Text shown:
□ □ □ □ □ □ □

Companies from across the business spectrum including manufacturers and financial firms are already undergoing corporate restructurings equivalent to the level of the late 1990s financial crisis - modern Korea’s biggest economic crisis. Not even Samsung Group is exempt from the urgent need to focus on business areas that are most promising and walk away from anything else. It has been selling affiliates considered non-essential, merging overlapping affiliates and departments and even laying off mid-to-high level employees. It has been said that 20 percent of mid-and-high level officials at Samsung Electronics have retired.

Doosan Group made headlines last month when it started laying off newbies who worked for less than a year. After public opinion turned against the heavy industry conglomerate, Doosan Group Chairman Park Yong-maan personally made an apology and promised it wouldn’t happen again.

Major corporate restructurings are expected to continue this year as companies search for new areas of opportunity, inevitably labeled growth engines in Korea.

The global economy remains the biggest risk factor for Korean GDP growth. Although the U.S. economy is steadily recovering with the U.S. central bank expected to gradually increase its key interest rate to 1.25 percent this year, the rest of the world continues to struggle. Europe is stuck in low growth in the 1 percent range while China’s growth is decelerating.

While local consumption has recently been improving, many believe it to be a temporary phenomenon based on government-engineered retail discount promotions. Korea’s ever-growing household debt is also expected to hold spending from increasing.

The year of uncertainties is felt in forecasts made about the main stock exchange.

Local brokerage firms last month projected the Kospi this year to move between 1,700 and 2,300. That’s a huge range, which means even brokerage firms are unsure which direction the stock market will be heading.

While some analysts believe Seoul’s primary market will be stuck in a limited range like this year’s, they are open to the possibility of the market retreating significantly due to the gradual hike in U.S. interest rates as well as the slowing Chinese economy.

“In 2016 there is a strong possibility that risks in the financial market

will spill over to the real economy,” said Kim Hak-gyun, an analyst at KDB Daewoo Securities. “Another burden is the corporate restructuring in Korea, as well as the ongoing deceleration of the Chinese economy and a foreign exchange crisis in emerging markets.”

□ □ □ □ □ □ □

Records for this exercise:
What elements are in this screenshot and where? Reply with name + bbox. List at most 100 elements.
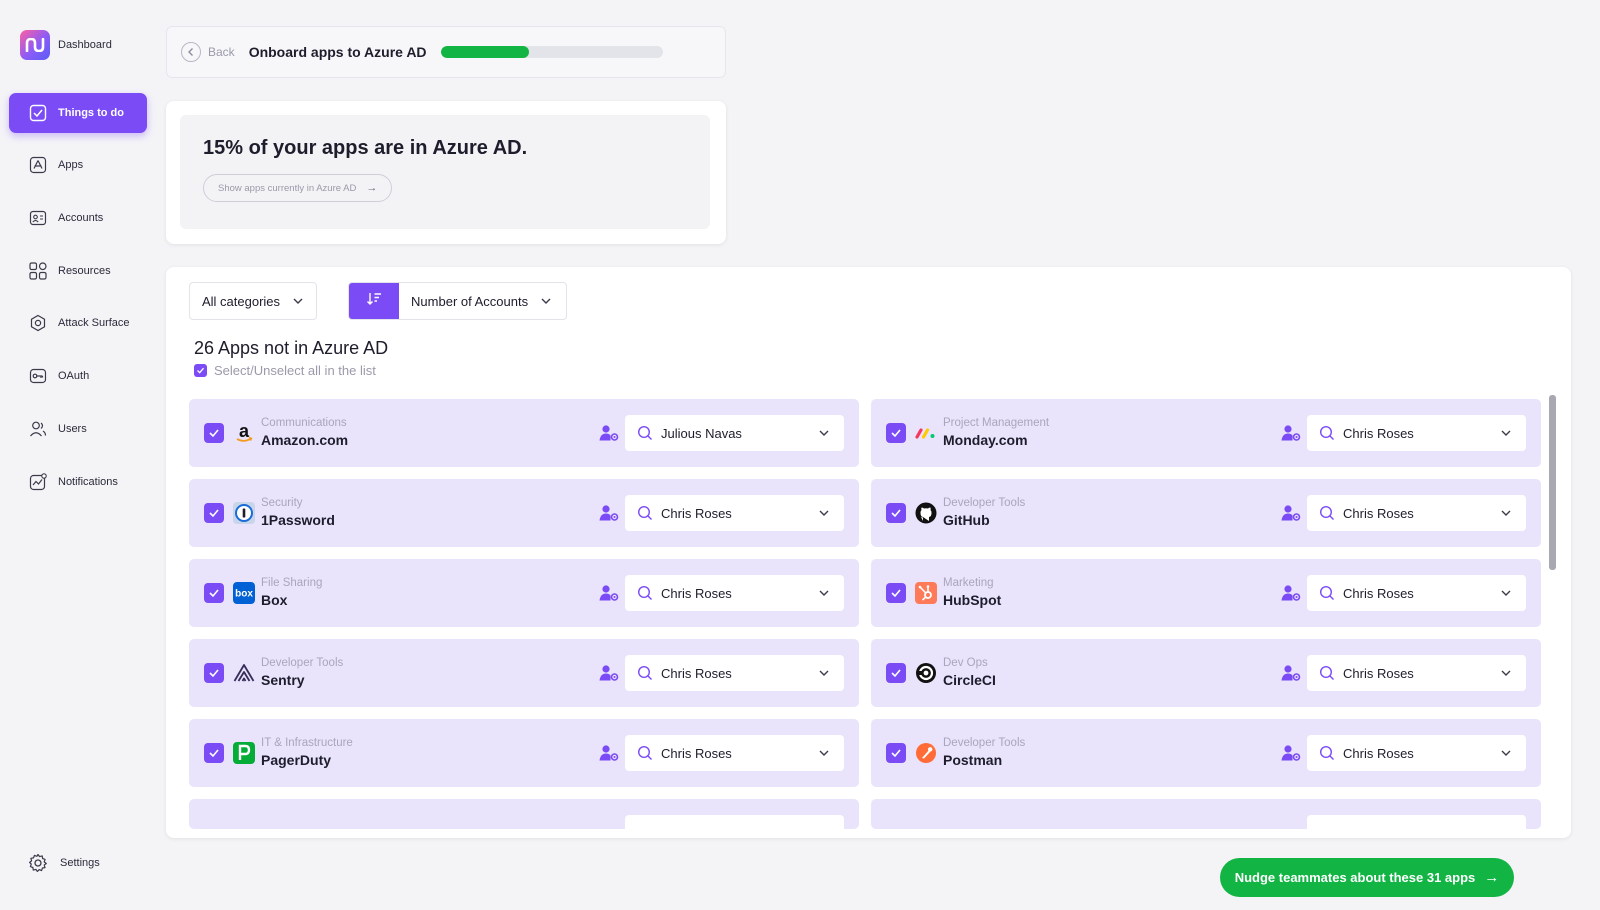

□ □ □ □ □ □ □

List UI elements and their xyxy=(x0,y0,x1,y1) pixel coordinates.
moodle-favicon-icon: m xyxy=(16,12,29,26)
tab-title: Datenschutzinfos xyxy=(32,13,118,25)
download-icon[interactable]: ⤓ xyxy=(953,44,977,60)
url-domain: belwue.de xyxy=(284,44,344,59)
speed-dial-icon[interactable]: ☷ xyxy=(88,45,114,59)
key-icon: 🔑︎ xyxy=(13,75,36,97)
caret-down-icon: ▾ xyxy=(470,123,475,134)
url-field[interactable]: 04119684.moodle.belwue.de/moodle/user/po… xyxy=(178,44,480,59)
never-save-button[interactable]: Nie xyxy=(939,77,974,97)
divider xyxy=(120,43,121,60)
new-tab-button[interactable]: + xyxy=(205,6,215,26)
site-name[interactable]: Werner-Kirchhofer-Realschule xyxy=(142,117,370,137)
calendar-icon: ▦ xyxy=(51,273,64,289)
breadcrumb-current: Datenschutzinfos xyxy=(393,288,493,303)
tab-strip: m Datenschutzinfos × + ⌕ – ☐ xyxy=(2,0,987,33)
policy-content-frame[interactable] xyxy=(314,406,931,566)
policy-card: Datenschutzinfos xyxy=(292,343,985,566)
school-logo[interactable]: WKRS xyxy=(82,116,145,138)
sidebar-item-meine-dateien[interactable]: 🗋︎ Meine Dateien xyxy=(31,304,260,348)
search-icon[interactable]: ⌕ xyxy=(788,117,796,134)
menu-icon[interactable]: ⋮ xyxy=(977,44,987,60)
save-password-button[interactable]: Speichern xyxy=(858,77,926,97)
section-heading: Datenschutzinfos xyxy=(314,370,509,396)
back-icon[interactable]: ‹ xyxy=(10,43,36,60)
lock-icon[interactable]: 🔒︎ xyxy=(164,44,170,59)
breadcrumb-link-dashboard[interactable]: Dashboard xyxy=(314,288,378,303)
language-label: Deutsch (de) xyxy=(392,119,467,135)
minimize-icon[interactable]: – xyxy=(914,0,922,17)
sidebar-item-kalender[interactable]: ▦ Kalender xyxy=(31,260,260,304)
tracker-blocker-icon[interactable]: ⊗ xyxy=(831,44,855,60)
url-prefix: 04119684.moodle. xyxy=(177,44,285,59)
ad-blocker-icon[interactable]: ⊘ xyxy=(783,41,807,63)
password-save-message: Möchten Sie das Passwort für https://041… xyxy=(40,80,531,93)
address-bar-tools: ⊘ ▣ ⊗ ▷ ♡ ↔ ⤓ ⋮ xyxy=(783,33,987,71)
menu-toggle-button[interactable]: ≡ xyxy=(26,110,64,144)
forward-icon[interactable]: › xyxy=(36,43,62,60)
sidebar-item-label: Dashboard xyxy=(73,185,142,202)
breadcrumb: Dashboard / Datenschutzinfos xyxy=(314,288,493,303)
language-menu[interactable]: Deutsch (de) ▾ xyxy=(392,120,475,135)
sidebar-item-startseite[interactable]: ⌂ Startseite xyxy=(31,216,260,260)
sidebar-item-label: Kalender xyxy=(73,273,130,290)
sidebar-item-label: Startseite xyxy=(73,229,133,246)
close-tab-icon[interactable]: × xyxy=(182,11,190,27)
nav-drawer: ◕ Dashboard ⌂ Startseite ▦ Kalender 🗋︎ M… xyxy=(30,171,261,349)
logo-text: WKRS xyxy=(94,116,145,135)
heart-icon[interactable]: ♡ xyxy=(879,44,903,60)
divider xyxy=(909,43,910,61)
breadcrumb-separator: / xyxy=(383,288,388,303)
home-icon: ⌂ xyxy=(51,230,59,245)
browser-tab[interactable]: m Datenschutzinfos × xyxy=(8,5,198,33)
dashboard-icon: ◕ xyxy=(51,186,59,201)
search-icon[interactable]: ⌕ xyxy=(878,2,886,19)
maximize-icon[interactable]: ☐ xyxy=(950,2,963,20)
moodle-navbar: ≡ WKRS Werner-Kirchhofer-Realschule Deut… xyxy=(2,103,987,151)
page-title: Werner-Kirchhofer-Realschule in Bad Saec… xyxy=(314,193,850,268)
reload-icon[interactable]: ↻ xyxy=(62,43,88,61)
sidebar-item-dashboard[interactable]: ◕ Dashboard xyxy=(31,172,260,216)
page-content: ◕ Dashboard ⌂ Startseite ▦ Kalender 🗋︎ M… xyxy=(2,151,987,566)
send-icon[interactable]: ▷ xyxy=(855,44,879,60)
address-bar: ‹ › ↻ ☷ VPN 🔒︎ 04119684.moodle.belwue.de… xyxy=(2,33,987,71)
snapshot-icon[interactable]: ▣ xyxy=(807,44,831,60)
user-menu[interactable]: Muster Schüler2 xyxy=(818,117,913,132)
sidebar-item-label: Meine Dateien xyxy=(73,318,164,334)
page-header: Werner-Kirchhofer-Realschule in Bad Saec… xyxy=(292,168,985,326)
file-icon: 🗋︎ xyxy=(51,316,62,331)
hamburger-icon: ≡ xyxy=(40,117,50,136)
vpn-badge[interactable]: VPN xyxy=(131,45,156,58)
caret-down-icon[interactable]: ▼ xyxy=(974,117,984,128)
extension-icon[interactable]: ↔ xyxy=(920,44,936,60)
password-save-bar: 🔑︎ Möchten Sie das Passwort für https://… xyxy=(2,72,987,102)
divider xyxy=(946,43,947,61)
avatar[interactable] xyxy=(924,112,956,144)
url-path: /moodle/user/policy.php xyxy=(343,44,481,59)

□ □ □ □ □ □ □

What to work on:
[1] Rewrite the rows from the line with "List UI elements" up to and including the line with "policy-content-frame[interactable] xyxy=(314,406,931,566)", replacing "tab-title" with "tab-label" and leaving everything else unchanged.
[2] Carry on the text about Korea's economic outlook and corporate restructuring from its last sentence.
The text and the rows come from unrelated sources.

Expected responses:
[1]
List UI elements and their xyxy=(x0,y0,x1,y1) pixel coordinates.
moodle-favicon-icon: m xyxy=(16,12,29,26)
tab-label: Datenschutzinfos xyxy=(32,13,118,25)
download-icon[interactable]: ⤓ xyxy=(953,44,977,60)
url-domain: belwue.de xyxy=(284,44,344,59)
speed-dial-icon[interactable]: ☷ xyxy=(88,45,114,59)
key-icon: 🔑︎ xyxy=(13,75,36,97)
caret-down-icon: ▾ xyxy=(470,123,475,134)
url-field[interactable]: 04119684.moodle.belwue.de/moodle/user/po… xyxy=(178,44,480,59)
never-save-button[interactable]: Nie xyxy=(939,77,974,97)
divider xyxy=(120,43,121,60)
new-tab-button[interactable]: + xyxy=(205,6,215,26)
site-name[interactable]: Werner-Kirchhofer-Realschule xyxy=(142,117,370,137)
calendar-icon: ▦ xyxy=(51,273,64,289)
breadcrumb-current: Datenschutzinfos xyxy=(393,288,493,303)
tab-strip: m Datenschutzinfos × + ⌕ – ☐ xyxy=(2,0,987,33)
policy-content-frame[interactable] xyxy=(314,406,931,566)

[2]
KDB Daewoo Securities offered the most pessimistic projection for the Kospi as it expects the index to fluctuate between 1,700 and 2,150.

The biggest problem is a decline in Korea’s potential growth rate. This is the maximum growth rate in the mid-to-long term that a country can expand when employing all of its production resources including labor and capital without stoking inflation.

The Korean central bank last month announced the country’s potential growth rate range is between 3 percent and 3.2 percent for the period between 2015 and 2018. This is a drop from the previous outlook for 2013 through 2015, which was between 2.5 percent and 3.5 percent.

The bank also lowered its inflation target for 2016 through 2018 to 2 percent from the previous range of 2.5 percent to 3.5 percent.

That acknowledges the fact that Korea is now officially in a state of low-growth and low-inflation. Yet the government and the central bank remain optimistic that the Korean economy will register growth of more than 3 percent this year.

Private think tanks are betting on smaller expansion this year. Mirae Asset and Shinhan Investment Corporation have a relatively high projection of 3 percent growth for this year. Samsung Securities and Hyundai Securities are also relatively optimistic with a projection of 2.9 percent.

But other think tanks like LG Economic Research Institute and NH Investment & Securities are betting on 2.5 percent.

“We’re in a situation where the domestic economy is in a stalemate while there are still huge uncertainties in the global market,” said Park Jeong-woo, an analyst at Korea Investment and Securities. “There are no countermeasures that could turn around all of these adversities and as a result we won’t be able to avoid low-growth of mid-2 percent.”

LG Economic Research Institute said the economy has no new factors to push up its economic growth.